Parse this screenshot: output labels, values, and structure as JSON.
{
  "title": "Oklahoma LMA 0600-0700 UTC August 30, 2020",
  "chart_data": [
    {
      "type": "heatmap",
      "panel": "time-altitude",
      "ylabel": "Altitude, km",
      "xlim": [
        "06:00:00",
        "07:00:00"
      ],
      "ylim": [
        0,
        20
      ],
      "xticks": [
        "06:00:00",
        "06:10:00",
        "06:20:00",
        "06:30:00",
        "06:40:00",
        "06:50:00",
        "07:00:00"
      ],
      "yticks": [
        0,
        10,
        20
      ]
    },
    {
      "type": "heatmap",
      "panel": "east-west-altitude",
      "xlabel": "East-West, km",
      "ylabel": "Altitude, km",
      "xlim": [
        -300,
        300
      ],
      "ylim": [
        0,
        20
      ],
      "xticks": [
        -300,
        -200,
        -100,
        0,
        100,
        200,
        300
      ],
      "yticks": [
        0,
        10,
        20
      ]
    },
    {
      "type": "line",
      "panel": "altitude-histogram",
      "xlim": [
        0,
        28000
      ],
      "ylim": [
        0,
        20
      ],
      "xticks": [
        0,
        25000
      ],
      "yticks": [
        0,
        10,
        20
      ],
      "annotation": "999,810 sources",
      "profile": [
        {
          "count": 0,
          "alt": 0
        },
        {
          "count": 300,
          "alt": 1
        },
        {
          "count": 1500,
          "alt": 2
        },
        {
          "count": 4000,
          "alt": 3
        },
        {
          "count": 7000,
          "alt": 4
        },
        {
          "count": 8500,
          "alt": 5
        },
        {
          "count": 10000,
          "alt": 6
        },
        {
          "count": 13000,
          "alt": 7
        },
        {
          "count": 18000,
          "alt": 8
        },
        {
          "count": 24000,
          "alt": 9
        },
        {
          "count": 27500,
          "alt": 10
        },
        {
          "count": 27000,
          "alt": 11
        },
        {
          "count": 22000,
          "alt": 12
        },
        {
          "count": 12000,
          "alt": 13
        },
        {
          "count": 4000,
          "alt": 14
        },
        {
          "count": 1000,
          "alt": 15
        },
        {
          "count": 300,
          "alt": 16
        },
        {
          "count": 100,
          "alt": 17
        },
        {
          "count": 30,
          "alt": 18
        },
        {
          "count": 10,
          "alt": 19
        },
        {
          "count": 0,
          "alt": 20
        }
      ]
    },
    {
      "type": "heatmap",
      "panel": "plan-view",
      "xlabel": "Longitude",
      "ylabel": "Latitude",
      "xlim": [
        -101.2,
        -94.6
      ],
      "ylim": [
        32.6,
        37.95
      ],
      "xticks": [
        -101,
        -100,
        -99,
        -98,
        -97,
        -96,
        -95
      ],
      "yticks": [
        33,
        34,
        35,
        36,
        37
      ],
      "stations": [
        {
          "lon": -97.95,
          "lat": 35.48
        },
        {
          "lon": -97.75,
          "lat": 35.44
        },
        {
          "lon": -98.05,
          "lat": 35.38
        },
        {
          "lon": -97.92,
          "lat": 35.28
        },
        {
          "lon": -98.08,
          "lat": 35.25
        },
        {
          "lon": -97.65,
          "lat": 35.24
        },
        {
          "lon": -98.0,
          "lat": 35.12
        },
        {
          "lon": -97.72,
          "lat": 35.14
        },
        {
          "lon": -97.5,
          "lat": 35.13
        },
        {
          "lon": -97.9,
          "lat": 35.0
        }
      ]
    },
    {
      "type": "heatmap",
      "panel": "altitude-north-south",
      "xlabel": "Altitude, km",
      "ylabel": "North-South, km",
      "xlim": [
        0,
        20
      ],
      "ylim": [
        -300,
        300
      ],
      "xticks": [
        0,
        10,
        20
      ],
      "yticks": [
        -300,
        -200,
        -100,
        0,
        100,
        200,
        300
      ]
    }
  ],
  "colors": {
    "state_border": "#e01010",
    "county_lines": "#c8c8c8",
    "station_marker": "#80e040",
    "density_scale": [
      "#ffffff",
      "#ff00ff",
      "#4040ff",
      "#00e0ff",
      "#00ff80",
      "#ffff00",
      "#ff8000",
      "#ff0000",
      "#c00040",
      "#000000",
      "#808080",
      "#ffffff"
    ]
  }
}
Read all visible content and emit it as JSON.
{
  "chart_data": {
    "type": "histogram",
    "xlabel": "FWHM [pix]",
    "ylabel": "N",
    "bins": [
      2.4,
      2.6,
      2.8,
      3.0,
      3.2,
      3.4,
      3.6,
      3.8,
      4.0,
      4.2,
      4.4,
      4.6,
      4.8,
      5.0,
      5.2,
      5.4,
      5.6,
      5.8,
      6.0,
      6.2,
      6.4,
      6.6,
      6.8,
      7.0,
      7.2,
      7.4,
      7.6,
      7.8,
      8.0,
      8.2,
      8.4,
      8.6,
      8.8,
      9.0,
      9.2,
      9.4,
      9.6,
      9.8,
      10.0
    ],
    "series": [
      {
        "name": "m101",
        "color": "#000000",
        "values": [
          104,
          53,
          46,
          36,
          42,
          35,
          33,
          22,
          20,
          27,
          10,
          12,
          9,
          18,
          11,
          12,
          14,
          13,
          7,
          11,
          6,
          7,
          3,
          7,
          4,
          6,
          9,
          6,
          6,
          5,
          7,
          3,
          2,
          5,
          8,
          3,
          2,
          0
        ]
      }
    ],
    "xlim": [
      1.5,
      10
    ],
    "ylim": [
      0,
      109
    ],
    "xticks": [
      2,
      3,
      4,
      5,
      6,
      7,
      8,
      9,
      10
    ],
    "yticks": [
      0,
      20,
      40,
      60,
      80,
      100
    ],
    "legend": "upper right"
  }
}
───
= What is needed =
Send back each record exactly as it stands.

= Result below =
Parse this screenshot: output labels, values, and structure as JSON.
{
  "title": "Oklahoma LMA 0600-0700 UTC August 30, 2020",
  "chart_data": [
    {
      "type": "heatmap",
      "panel": "time-altitude",
      "ylabel": "Altitude, km",
      "xlim": [
        "06:00:00",
        "07:00:00"
      ],
      "ylim": [
        0,
        20
      ],
      "xticks": [
        "06:00:00",
        "06:10:00",
        "06:20:00",
        "06:30:00",
        "06:40:00",
        "06:50:00",
        "07:00:00"
      ],
      "yticks": [
        0,
        10,
        20
      ]
    },
    {
      "type": "heatmap",
      "panel": "east-west-altitude",
      "xlabel": "East-West, km",
      "ylabel": "Altitude, km",
      "xlim": [
        -300,
        300
      ],
      "ylim": [
        0,
        20
      ],
      "xticks": [
        -300,
        -200,
        -100,
        0,
        100,
        200,
        300
      ],
      "yticks": [
        0,
        10,
        20
      ]
    },
    {
      "type": "line",
      "panel": "altitude-histogram",
      "xlim": [
        0,
        28000
      ],
      "ylim": [
        0,
        20
      ],
      "xticks": [
        0,
        25000
      ],
      "yticks": [
        0,
        10,
        20
      ],
      "annotation": "999,810 sources",
      "profile": [
        {
          "count": 0,
          "alt": 0
        },
        {
          "count": 300,
          "alt": 1
        },
        {
          "count": 1500,
          "alt": 2
        },
        {
          "count": 4000,
          "alt": 3
        },
        {
          "count": 7000,
          "alt": 4
        },
        {
          "count": 8500,
          "alt": 5
        },
        {
          "count": 10000,
          "alt": 6
        },
        {
          "count": 13000,
          "alt": 7
        },
        {
          "count": 18000,
          "alt": 8
        },
        {
          "count": 24000,
          "alt": 9
        },
        {
          "count": 27500,
          "alt": 10
        },
        {
          "count": 27000,
          "alt": 11
        },
        {
          "count": 22000,
          "alt": 12
        },
        {
          "count": 12000,
          "alt": 13
        },
        {
          "count": 4000,
          "alt": 14
        },
        {
          "count": 1000,
          "alt": 15
        },
        {
          "count": 300,
          "alt": 16
        },
        {
          "count": 100,
          "alt": 17
        },
        {
          "count": 30,
          "alt": 18
        },
        {
          "count": 10,
          "alt": 19
        },
        {
          "count": 0,
          "alt": 20
        }
      ]
    },
    {
      "type": "heatmap",
      "panel": "plan-view",
      "xlabel": "Longitude",
      "ylabel": "Latitude",
      "xlim": [
        -101.2,
        -94.6
      ],
      "ylim": [
        32.6,
        37.95
      ],
      "xticks": [
        -101,
        -100,
        -99,
        -98,
        -97,
        -96,
        -95
      ],
      "yticks": [
        33,
        34,
        35,
        36,
        37
      ],
      "stations": [
        {
          "lon": -97.95,
          "lat": 35.48
        },
        {
          "lon": -97.75,
          "lat": 35.44
        },
        {
          "lon": -98.05,
          "lat": 35.38
        },
        {
          "lon": -97.92,
          "lat": 35.28
        },
        {
          "lon": -98.08,
          "lat": 35.25
        },
        {
          "lon": -97.65,
          "lat": 35.24
        },
        {
          "lon": -98.0,
          "lat": 35.12
        },
        {
          "lon": -97.72,
          "lat": 35.14
        },
        {
          "lon": -97.5,
          "lat": 35.13
        },
        {
          "lon": -97.9,
          "lat": 35.0
        }
      ]
    },
    {
      "type": "heatmap",
      "panel": "altitude-north-south",
      "xlabel": "Altitude, km",
      "ylabel": "North-South, km",
      "xlim": [
        0,
        20
      ],
      "ylim": [
        -300,
        300
      ],
      "xticks": [
        0,
        10,
        20
      ],
      "yticks": [
        -300,
        -200,
        -100,
        0,
        100,
        200,
        300
      ]
    }
  ],
  "colors": {
    "state_border": "#e01010",
    "county_lines": "#c8c8c8",
    "station_marker": "#80e040",
    "density_scale": [
      "#ffffff",
      "#ff00ff",
      "#4040ff",
      "#00e0ff",
      "#00ff80",
      "#ffff00",
      "#ff8000",
      "#ff0000",
      "#c00040",
      "#000000",
      "#808080",
      "#ffffff"
    ]
  }
}
Read all visible content and emit it as JSON.
{
  "chart_data": {
    "type": "histogram",
    "xlabel": "FWHM [pix]",
    "ylabel": "N",
    "bins": [
      2.4,
      2.6,
      2.8,
      3.0,
      3.2,
      3.4,
      3.6,
      3.8,
      4.0,
      4.2,
      4.4,
      4.6,
      4.8,
      5.0,
      5.2,
      5.4,
      5.6,
      5.8,
      6.0,
      6.2,
      6.4,
      6.6,
      6.8,
      7.0,
      7.2,
      7.4,
      7.6,
      7.8,
      8.0,
      8.2,
      8.4,
      8.6,
      8.8,
      9.0,
      9.2,
      9.4,
      9.6,
      9.8,
      10.0
    ],
    "series": [
      {
        "name": "m101",
        "color": "#000000",
        "values": [
          104,
          53,
          46,
          36,
          42,
          35,
          33,
          22,
          20,
          27,
          10,
          12,
          9,
          18,
          11,
          12,
          14,
          13,
          7,
          11,
          6,
          7,
          3,
          7,
          4,
          6,
          9,
          6,
          6,
          5,
          7,
          3,
          2,
          5,
          8,
          3,
          2,
          0
        ]
      }
    ],
    "xlim": [
      1.5,
      10
    ],
    "ylim": [
      0,
      109
    ],
    "xticks": [
      2,
      3,
      4,
      5,
      6,
      7,
      8,
      9,
      10
    ],
    "yticks": [
      0,
      20,
      40,
      60,
      80,
      100
    ],
    "legend": "upper right"
  }
}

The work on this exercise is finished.